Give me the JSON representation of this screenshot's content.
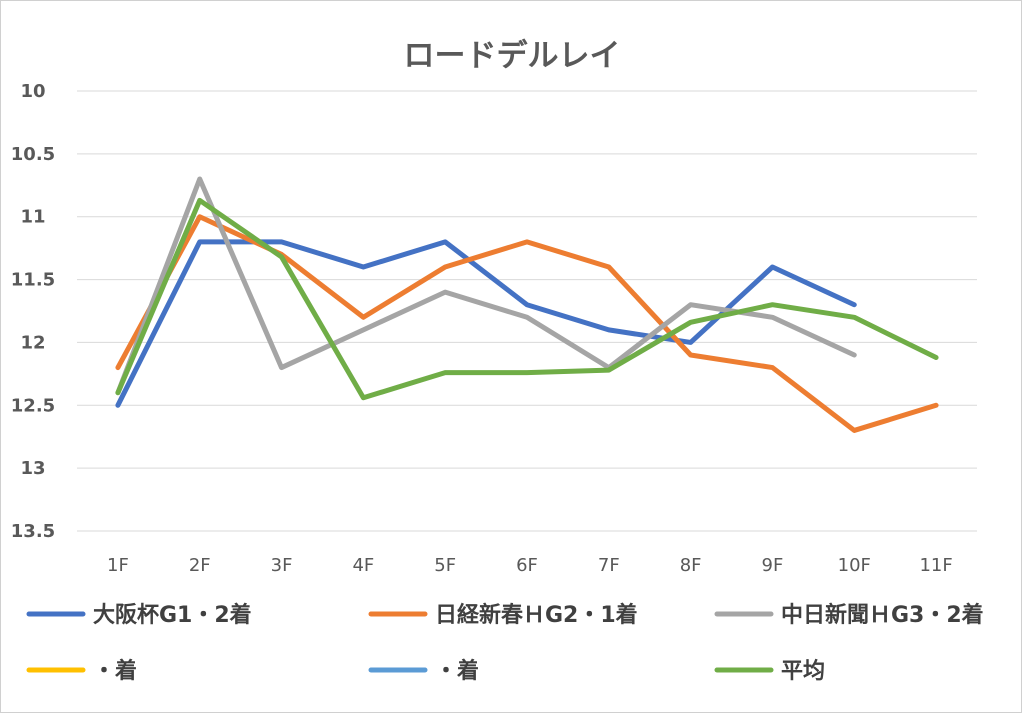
{
  "chart_data": {
    "type": "line",
    "title": "ロードデルレイ",
    "xlabel": "",
    "ylabel": "",
    "categories": [
      "1F",
      "2F",
      "3F",
      "4F",
      "5F",
      "6F",
      "7F",
      "8F",
      "9F",
      "10F",
      "11F"
    ],
    "y_ticks": [
      "10",
      "10.5",
      "11",
      "11.5",
      "12",
      "12.5",
      "13",
      "13.5"
    ],
    "ylim": [
      10,
      13.5
    ],
    "y_reversed": true,
    "grid": true,
    "legend_position": "bottom",
    "series": [
      {
        "name": "大阪杯G1・2着",
        "color": "#4472C4",
        "values": [
          12.5,
          11.2,
          11.2,
          11.4,
          11.2,
          11.7,
          11.9,
          12.0,
          11.4,
          11.7,
          null
        ]
      },
      {
        "name": "日経新春ＨG2・1着",
        "color": "#ED7D31",
        "values": [
          12.2,
          11.0,
          11.3,
          11.8,
          11.4,
          11.2,
          11.4,
          12.1,
          12.2,
          12.7,
          12.5
        ]
      },
      {
        "name": "中日新聞ＨG3・2着",
        "color": "#A5A5A5",
        "values": [
          12.4,
          10.7,
          12.2,
          11.9,
          11.6,
          11.8,
          12.2,
          11.7,
          11.8,
          12.1,
          null
        ]
      },
      {
        "name": "・着",
        "color": "#FFC000",
        "values": [
          null,
          null,
          null,
          null,
          null,
          null,
          null,
          null,
          null,
          null,
          null
        ]
      },
      {
        "name": "・着",
        "color": "#5B9BD5",
        "values": [
          null,
          null,
          null,
          null,
          null,
          null,
          null,
          null,
          null,
          null,
          null
        ]
      },
      {
        "name": "平均",
        "color": "#70AD47",
        "values": [
          12.4,
          10.87,
          11.32,
          12.44,
          12.24,
          12.24,
          12.22,
          11.84,
          11.7,
          11.8,
          12.12
        ]
      }
    ]
  }
}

WHAT THE TASK ASKS.
Show every line from the entries above in which "color" appears.

OUTPUT FOR THIS EXERCISE.
        "color": "#4472C4",
        "color": "#ED7D31",
        "color": "#A5A5A5",
        "color": "#FFC000",
        "color": "#5B9BD5",
        "color": "#70AD47",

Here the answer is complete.